Reading passage
Super choice to be here.
We're solving linear equations graphically with technology today.
That sounds pretty exciting, so let's get started.
Our lesson outcome, so we're gonna explore how to solve linear equations graphically via dynamic software.
Keywords for today, equation and solution.
An equation is used to show two expressions that are equal to each other.
The solution to an equality is the value which, when substituted, maintains the equality between the expressions.
You're gonna hear those words a lot today and become very familiar with them.
Two parts to our learning today.
We're gonna start by solving equations with unknowns on one side.
To get started, I'll ask you to open up a web browser and go to desmos.
com Once there, can you find and press the graphing calculator button? It'll be in the middle of your screen.
Your screen should look just like mine.
Pause and get to this point.
With Desmos open, I'd now like you to click on the Graph Settings menu in the top right of your screen.
It's the little spanner icon just there.
Press that now.
The Graph Settings menu looks just like this.
A few changes we're gonna make so that your screen looks like mine as we explore the solving of linear equations.
Firstly, turn off minor gridlines.
We might use these later, but, for now, let's turn them off.
It's always important to label your axes.
We'll do that now by typing in x in the X-Axis label box and y in the Y-Axis label box.
Finally, change the step on both axes to one.
Later, we might change this to something different, but, for now, say a step of one and your screen will look just like mine.
Pause and make sure your graph settings are the exact same as mine here.

Task directions
Copy out the stretch of the lesson on solving linear equations graphically from "To get started, I'll" through "middle of your screen.". The lines that come next aren't needed for anything here.

Provided data

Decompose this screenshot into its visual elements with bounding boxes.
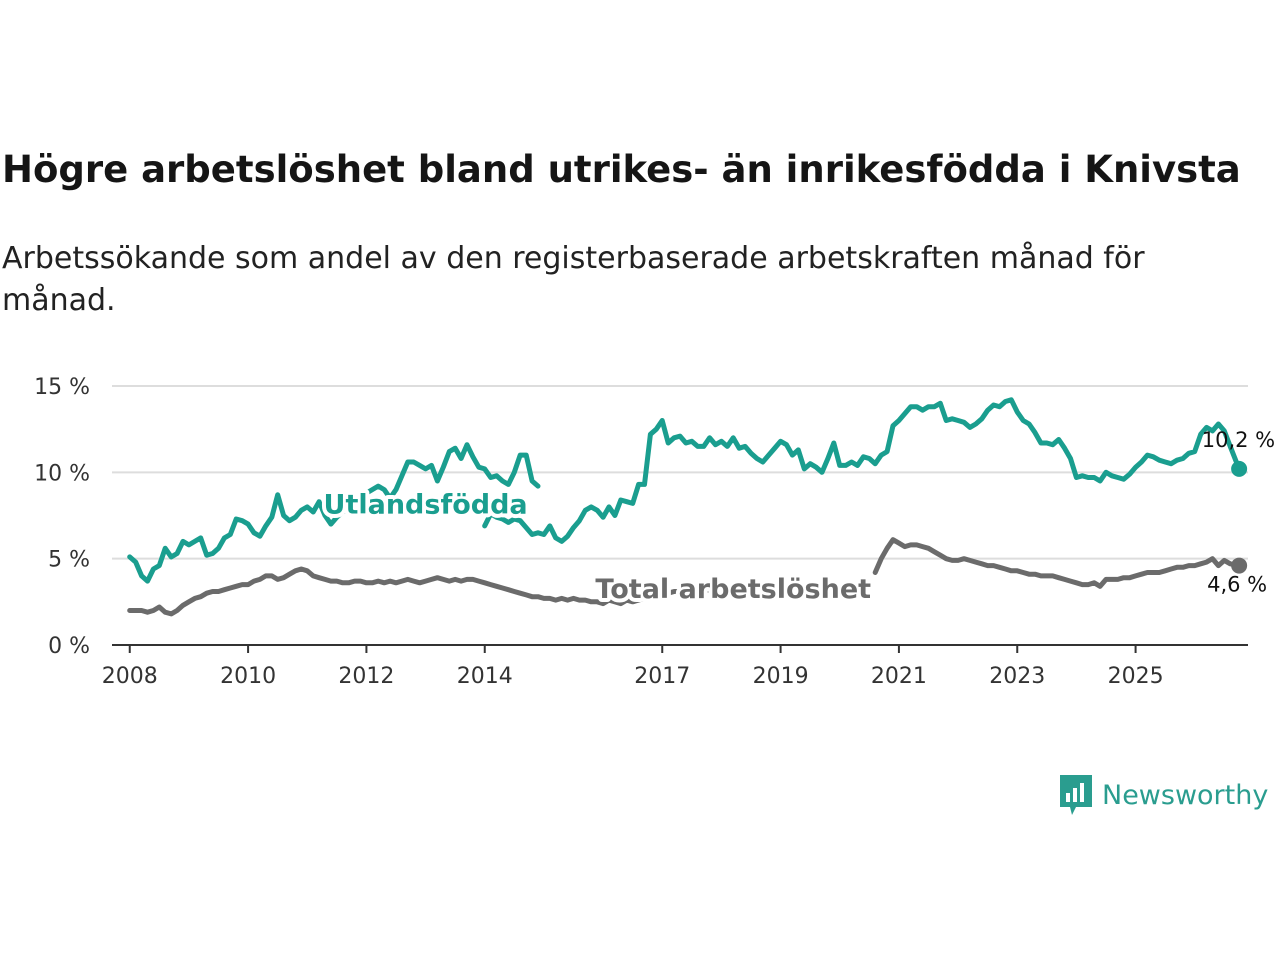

Written answer
To get started, I'll ask you to open up a web browser and go to desmos.
com Once there, can you find and press the graphing calculator button? It'll be in the middle of your screen.